Saved entries
━━━━━━━━━━━━━━━━

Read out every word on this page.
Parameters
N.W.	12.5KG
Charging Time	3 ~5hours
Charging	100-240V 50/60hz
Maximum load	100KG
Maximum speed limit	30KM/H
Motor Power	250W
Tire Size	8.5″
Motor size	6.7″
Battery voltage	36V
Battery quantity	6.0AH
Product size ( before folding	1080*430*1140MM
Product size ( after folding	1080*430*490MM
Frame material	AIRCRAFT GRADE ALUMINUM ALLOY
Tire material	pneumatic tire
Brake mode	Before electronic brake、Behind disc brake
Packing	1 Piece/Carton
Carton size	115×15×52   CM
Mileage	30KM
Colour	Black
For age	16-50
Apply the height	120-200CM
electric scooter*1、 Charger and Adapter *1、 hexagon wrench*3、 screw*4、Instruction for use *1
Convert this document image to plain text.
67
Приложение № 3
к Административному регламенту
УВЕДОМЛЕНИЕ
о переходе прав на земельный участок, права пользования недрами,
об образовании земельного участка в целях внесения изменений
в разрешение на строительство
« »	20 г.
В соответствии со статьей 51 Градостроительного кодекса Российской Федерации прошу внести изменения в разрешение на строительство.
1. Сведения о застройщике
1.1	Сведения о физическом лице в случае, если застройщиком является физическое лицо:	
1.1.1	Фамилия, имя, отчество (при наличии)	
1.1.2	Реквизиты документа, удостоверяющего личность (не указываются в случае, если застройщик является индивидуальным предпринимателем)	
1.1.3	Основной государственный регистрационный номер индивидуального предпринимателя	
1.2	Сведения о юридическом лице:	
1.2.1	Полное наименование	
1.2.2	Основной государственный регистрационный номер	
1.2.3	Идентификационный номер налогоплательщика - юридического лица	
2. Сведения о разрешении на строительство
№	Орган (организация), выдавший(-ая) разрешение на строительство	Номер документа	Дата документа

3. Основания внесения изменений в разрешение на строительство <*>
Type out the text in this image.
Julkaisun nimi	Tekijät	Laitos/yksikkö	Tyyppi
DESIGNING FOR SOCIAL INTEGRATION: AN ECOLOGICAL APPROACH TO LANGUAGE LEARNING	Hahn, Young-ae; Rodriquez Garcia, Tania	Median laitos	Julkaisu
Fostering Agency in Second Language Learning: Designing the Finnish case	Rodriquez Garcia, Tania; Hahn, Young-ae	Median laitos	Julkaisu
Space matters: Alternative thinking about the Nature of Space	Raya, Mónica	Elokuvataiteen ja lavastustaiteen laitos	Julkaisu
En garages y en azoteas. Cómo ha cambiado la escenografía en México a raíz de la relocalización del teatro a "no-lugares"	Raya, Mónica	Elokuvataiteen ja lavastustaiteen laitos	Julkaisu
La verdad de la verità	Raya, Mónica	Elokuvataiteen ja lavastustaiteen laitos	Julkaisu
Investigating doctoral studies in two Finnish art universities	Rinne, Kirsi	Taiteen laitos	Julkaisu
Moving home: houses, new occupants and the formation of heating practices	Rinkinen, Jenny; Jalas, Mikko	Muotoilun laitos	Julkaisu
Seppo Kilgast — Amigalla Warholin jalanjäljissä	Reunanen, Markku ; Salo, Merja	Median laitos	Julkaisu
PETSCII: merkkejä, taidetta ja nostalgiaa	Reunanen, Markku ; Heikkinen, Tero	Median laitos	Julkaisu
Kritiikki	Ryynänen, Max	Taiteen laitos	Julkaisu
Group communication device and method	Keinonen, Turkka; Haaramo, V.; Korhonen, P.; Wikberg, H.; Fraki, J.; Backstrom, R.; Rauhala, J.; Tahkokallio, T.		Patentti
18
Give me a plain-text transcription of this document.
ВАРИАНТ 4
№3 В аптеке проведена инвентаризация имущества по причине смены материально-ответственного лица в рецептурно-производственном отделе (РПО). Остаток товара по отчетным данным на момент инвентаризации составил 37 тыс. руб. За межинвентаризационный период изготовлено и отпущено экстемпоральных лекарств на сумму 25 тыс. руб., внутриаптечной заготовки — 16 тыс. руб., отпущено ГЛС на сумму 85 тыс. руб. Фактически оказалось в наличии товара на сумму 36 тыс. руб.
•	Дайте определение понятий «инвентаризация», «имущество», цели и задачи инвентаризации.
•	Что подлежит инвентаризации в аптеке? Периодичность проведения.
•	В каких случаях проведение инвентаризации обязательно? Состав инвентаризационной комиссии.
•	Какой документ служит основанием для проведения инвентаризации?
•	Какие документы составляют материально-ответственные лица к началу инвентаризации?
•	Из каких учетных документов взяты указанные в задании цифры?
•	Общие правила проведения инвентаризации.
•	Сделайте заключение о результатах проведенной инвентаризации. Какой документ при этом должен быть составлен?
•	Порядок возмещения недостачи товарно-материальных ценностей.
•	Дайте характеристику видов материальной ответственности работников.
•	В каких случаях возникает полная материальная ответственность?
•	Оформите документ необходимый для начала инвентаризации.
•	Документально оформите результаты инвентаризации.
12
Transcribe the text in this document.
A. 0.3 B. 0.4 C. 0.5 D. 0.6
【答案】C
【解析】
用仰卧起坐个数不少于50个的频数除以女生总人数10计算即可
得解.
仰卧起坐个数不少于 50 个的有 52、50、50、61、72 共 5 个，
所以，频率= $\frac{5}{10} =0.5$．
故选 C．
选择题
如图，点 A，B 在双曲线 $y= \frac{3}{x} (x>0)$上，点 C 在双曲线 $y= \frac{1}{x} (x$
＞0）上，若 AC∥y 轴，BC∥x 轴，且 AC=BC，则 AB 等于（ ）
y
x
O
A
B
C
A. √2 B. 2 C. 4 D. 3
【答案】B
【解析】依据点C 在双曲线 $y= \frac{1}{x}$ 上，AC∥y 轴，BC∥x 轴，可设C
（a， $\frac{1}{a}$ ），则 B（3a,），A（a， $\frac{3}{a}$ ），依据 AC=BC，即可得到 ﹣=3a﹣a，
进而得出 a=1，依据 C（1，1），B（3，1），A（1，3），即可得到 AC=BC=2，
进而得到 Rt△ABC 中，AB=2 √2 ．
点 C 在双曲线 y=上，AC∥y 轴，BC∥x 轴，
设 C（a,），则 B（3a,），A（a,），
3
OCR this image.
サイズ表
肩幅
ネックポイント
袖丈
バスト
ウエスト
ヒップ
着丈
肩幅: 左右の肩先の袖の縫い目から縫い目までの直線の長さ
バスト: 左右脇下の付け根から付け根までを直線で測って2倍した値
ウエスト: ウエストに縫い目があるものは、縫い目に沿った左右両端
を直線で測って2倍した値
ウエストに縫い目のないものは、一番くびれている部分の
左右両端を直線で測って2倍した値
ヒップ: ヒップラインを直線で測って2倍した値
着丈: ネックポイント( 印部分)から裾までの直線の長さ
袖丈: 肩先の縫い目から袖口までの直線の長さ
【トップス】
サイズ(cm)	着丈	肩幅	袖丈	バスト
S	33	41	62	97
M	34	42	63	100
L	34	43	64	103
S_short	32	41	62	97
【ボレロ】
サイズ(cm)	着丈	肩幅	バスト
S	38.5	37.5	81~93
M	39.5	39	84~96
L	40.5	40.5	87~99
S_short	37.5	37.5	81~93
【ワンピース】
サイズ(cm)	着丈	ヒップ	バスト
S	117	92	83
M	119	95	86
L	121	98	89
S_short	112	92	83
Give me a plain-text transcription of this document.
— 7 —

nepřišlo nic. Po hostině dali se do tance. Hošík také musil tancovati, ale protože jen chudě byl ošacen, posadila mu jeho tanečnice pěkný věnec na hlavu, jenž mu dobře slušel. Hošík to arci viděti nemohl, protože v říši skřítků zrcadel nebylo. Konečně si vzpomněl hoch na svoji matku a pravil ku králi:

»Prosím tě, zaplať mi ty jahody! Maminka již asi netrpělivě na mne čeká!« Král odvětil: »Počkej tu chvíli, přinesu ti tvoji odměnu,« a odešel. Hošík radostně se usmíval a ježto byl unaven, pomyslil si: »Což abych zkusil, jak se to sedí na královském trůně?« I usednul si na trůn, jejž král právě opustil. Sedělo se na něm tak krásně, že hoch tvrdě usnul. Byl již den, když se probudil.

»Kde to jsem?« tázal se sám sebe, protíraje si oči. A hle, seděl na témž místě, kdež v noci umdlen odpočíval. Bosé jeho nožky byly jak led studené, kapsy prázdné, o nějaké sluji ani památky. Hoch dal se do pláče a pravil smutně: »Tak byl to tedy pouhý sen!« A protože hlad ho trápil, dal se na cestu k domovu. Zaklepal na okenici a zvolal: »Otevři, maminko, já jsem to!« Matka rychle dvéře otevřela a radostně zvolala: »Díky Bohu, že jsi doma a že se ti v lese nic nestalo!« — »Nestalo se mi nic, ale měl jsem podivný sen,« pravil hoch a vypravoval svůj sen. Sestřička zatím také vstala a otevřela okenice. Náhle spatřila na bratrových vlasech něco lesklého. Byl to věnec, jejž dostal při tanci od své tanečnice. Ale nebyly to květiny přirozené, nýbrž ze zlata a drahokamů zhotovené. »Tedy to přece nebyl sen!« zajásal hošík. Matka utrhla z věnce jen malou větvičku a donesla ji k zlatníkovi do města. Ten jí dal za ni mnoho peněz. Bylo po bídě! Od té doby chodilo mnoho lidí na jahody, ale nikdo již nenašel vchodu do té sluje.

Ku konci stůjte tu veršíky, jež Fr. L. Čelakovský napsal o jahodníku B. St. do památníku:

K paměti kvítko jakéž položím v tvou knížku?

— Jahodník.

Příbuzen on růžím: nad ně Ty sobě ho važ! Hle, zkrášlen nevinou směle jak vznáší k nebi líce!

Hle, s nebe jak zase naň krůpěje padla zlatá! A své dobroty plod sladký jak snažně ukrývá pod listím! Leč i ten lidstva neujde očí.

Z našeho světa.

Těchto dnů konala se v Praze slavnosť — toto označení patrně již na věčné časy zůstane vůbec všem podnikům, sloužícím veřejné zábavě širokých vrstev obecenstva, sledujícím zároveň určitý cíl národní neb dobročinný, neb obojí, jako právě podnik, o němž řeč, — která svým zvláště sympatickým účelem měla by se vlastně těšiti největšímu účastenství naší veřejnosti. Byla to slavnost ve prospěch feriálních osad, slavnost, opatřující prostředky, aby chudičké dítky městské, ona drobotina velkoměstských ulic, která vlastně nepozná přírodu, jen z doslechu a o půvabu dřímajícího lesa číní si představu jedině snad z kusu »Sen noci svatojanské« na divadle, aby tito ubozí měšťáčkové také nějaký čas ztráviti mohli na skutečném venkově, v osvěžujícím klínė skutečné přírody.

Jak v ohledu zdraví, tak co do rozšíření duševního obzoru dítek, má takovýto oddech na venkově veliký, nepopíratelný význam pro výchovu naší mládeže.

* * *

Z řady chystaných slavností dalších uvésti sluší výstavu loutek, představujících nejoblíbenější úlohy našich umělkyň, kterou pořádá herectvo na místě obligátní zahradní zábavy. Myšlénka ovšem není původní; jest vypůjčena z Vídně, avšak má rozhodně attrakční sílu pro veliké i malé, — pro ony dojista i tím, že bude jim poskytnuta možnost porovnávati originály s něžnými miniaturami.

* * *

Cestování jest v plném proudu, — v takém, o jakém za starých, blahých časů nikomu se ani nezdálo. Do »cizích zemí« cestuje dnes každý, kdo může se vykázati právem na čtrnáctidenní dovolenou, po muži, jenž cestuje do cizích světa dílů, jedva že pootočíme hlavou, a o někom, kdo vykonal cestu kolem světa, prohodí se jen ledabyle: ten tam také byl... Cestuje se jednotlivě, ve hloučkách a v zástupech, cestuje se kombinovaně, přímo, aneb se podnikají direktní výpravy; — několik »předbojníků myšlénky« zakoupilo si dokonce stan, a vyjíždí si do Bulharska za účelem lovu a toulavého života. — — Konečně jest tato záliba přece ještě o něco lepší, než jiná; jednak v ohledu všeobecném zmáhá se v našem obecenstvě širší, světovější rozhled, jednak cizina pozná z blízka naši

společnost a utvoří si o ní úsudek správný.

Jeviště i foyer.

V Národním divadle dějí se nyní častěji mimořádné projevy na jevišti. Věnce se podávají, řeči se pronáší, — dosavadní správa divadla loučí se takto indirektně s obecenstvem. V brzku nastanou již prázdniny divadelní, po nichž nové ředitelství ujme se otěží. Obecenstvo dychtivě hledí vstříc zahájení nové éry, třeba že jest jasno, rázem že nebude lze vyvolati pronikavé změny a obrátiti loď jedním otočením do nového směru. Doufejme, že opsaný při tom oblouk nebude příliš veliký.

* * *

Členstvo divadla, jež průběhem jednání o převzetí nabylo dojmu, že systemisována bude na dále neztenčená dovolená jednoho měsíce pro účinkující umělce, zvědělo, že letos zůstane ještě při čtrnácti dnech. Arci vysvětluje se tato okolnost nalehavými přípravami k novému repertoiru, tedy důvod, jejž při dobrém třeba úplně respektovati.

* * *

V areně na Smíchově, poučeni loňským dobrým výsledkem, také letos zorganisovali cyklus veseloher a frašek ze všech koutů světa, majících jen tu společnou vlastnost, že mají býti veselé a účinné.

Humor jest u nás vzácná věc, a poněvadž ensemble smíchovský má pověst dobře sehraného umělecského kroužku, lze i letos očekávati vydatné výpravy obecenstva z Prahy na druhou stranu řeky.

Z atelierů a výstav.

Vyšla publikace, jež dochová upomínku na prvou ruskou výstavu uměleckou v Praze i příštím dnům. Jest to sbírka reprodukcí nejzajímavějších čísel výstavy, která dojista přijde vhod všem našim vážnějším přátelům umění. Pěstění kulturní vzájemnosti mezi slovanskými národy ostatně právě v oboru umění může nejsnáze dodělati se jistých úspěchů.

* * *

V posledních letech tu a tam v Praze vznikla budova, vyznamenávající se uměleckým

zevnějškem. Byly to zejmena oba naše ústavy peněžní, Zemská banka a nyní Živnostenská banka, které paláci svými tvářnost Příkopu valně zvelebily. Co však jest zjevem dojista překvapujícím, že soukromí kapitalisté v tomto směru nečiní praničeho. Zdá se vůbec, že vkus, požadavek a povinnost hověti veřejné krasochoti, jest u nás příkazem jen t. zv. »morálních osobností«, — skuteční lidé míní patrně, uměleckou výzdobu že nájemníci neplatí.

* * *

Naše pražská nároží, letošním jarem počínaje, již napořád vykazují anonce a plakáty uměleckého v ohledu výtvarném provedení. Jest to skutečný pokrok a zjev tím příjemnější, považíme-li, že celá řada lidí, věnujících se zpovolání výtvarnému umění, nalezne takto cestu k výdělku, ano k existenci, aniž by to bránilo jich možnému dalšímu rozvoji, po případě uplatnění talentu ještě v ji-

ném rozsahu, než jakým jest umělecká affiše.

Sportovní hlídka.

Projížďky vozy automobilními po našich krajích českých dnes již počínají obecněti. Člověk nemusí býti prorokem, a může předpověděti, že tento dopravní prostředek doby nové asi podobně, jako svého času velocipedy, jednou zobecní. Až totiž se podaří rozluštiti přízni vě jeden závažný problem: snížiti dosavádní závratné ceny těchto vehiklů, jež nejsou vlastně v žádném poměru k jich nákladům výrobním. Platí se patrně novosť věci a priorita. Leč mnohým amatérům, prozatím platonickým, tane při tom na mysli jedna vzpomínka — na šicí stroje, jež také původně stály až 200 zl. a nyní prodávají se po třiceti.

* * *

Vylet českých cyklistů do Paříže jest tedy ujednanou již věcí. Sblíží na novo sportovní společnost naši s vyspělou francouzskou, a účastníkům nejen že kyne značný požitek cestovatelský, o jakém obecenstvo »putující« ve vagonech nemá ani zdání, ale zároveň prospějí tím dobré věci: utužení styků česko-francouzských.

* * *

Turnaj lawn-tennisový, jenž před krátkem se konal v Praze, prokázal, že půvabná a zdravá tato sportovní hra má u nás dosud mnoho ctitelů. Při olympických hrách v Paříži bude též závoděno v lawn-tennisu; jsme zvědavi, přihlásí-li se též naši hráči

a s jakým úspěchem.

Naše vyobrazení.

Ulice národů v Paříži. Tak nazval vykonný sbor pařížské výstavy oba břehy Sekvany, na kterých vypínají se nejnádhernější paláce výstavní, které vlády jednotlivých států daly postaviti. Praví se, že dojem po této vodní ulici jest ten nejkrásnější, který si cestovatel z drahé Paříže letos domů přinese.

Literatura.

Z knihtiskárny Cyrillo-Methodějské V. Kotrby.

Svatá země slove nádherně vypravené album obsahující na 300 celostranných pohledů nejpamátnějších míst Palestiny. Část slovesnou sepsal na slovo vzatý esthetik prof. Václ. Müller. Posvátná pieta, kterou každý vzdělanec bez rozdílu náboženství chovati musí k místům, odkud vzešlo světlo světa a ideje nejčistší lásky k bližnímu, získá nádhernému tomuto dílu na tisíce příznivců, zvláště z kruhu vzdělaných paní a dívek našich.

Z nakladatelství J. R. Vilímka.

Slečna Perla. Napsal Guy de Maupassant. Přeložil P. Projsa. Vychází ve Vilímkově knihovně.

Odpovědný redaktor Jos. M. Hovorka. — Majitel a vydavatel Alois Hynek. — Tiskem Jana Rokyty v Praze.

━━━━━━━━━━━━━━━━

- TASK DESCRIPTION: Using the listing above, locate the lines that hold "účelem" and copy each one.

- IN RESPONSE:
Těchto dnů konala se v Praze slavnosť — toto označení patrně již na věčné časy zůstane vůbec všem podnikům, sloužícím veřejné zábavě širokých vrstev obecenstva, sledujícím zároveň určitý cíl národní neb dobročinný, neb obojí, jako právě podnik, o němž řeč, — která svým zvláště sympatickým účelem měla by se vlastně těšiti největšímu účastenství naší veřejnosti. Byla to slavnost ve prospěch feriálních osad, slavnost, opatřující prostředky, aby chudičké dítky městské, ona drobotina velkoměstských ulic, která vlastně nepozná přírodu, jen z doslechu a o půvabu dřímajícího lesa číní si představu jedině snad z kusu »Sen noci svatojanské« na divadle, aby tito ubozí měšťáčkové také nějaký čas ztráviti mohli na skutečném venkově, v osvěžujícím klínė skutečné přírody.
Cestování jest v plném proudu, — v takém, o jakém za starých, blahých časů nikomu se ani nezdálo. Do »cizích zemí« cestuje dnes každý, kdo může se vykázati právem na čtrnáctidenní dovolenou, po muži, jenž cestuje do cizích světa dílů, jedva že pootočíme hlavou, a o někom, kdo vykonal cestu kolem světa, prohodí se jen ledabyle: ten tam také byl... Cestuje se jednotlivě, ve hloučkách a v zástupech, cestuje se kombinovaně, přímo, aneb se podnikají direktní výpravy; — několik »předbojníků myšlénky« zakoupilo si dokonce stan, a vyjíždí si do Bulharska za účelem lovu a toulavého života. — — Konečně jest tato záliba přece ještě o něco lepší, než jiná; jednak v ohledu všeobecném zmáhá se v našem obecenstvě širší, světovější rozhled, jednak cizina pozná z blízka naši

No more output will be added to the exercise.